**Material for this exercise:**
"""

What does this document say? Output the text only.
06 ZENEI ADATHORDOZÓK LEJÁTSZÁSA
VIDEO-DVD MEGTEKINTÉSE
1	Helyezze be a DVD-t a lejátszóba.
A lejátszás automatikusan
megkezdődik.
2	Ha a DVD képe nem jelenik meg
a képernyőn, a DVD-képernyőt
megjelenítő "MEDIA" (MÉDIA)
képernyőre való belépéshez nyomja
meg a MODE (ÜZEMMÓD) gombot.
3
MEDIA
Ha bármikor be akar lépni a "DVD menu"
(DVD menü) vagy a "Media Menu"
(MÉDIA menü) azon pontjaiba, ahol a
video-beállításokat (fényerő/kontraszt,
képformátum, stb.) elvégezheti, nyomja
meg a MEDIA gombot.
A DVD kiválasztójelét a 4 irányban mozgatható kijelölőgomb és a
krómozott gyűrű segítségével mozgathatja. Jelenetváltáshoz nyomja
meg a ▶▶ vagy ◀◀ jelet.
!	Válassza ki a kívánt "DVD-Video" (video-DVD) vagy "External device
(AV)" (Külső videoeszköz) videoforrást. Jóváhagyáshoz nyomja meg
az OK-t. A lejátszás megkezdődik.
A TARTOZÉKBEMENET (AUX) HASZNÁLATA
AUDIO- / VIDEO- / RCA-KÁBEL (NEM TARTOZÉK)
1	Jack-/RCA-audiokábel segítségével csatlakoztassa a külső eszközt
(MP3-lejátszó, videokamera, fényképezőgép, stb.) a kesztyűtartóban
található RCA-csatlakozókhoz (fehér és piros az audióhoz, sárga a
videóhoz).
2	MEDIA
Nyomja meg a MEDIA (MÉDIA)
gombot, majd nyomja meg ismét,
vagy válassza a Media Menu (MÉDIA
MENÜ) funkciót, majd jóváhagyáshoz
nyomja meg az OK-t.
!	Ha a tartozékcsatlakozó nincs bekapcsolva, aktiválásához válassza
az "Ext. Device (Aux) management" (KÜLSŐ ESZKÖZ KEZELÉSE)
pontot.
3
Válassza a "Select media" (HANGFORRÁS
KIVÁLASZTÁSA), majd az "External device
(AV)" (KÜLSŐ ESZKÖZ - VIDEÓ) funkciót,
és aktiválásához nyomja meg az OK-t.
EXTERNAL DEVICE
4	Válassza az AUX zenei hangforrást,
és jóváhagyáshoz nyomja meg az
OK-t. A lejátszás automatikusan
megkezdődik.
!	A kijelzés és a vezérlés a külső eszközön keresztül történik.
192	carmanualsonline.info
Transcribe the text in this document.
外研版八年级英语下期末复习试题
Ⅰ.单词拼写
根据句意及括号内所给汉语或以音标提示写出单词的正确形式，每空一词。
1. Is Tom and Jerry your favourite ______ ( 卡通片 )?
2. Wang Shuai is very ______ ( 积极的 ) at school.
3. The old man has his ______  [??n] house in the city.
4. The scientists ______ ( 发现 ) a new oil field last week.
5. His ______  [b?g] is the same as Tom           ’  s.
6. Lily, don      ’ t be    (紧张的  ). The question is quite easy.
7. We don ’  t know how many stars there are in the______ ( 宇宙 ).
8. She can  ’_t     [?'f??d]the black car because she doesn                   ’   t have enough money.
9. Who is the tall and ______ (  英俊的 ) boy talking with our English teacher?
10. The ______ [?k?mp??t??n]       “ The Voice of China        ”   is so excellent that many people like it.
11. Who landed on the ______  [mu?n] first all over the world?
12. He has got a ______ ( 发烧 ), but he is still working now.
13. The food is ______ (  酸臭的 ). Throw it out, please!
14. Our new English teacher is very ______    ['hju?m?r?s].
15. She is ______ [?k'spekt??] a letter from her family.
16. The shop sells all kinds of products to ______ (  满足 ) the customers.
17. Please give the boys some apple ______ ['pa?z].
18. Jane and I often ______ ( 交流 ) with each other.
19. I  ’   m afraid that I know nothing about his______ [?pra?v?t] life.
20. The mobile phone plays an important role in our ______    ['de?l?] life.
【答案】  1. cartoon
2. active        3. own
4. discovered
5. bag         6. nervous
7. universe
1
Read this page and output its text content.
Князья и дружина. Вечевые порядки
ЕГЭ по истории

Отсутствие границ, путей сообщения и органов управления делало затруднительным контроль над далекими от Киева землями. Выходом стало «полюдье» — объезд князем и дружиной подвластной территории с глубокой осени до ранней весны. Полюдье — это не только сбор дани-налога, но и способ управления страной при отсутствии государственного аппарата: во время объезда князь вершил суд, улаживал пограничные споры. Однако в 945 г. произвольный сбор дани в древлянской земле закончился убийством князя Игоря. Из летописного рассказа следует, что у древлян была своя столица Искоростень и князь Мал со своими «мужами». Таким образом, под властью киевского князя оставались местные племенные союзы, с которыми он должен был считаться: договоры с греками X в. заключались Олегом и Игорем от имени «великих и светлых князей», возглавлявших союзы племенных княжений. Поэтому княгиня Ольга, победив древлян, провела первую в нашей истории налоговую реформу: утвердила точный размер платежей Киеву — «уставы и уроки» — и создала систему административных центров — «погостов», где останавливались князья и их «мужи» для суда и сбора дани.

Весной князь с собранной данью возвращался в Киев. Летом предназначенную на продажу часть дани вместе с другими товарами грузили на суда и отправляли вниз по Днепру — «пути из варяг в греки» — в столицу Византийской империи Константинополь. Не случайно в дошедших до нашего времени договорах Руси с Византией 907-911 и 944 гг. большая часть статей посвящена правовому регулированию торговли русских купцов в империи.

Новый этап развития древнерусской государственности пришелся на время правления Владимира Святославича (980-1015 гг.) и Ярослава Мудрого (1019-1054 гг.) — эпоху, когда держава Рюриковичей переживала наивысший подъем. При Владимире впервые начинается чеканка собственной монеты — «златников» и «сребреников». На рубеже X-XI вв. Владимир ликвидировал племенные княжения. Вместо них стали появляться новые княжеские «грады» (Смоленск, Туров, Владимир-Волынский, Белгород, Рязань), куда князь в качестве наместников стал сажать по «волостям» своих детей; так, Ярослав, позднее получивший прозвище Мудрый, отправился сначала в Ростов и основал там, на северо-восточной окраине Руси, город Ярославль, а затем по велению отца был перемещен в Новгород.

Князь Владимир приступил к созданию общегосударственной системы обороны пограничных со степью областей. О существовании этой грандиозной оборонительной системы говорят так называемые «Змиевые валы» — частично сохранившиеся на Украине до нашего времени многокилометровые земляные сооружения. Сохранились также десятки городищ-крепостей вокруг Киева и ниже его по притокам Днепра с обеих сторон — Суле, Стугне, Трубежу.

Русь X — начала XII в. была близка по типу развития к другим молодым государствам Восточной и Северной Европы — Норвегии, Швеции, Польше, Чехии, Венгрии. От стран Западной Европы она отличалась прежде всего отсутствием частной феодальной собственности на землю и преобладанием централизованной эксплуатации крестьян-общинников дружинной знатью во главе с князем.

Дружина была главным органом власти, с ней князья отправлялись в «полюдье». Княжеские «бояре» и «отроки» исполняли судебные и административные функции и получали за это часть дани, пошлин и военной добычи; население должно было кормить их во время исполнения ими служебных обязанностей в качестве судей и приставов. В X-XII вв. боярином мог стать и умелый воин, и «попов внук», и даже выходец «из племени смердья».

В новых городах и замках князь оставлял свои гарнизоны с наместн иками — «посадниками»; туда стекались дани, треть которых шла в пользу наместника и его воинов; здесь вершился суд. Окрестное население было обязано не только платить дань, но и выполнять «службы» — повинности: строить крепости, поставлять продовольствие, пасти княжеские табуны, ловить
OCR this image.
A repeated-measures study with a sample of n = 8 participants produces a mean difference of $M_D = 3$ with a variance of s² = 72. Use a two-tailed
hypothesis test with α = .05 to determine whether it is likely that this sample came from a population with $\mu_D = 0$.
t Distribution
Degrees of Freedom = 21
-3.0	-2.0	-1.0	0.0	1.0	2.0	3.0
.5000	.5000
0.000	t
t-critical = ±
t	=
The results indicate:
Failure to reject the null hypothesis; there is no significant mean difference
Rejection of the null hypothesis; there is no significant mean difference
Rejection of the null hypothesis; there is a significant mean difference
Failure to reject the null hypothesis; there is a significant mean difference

"""

Look over the listing above. Pick out and copy every line that includes "segítségével".

**Exercise response:**
krómozott gyűrű segítségével mozgathatja. Jelenetváltáshoz nyomja
1	Jack-/RCA-audiokábel segítségével csatlakoztassa a külső eszközt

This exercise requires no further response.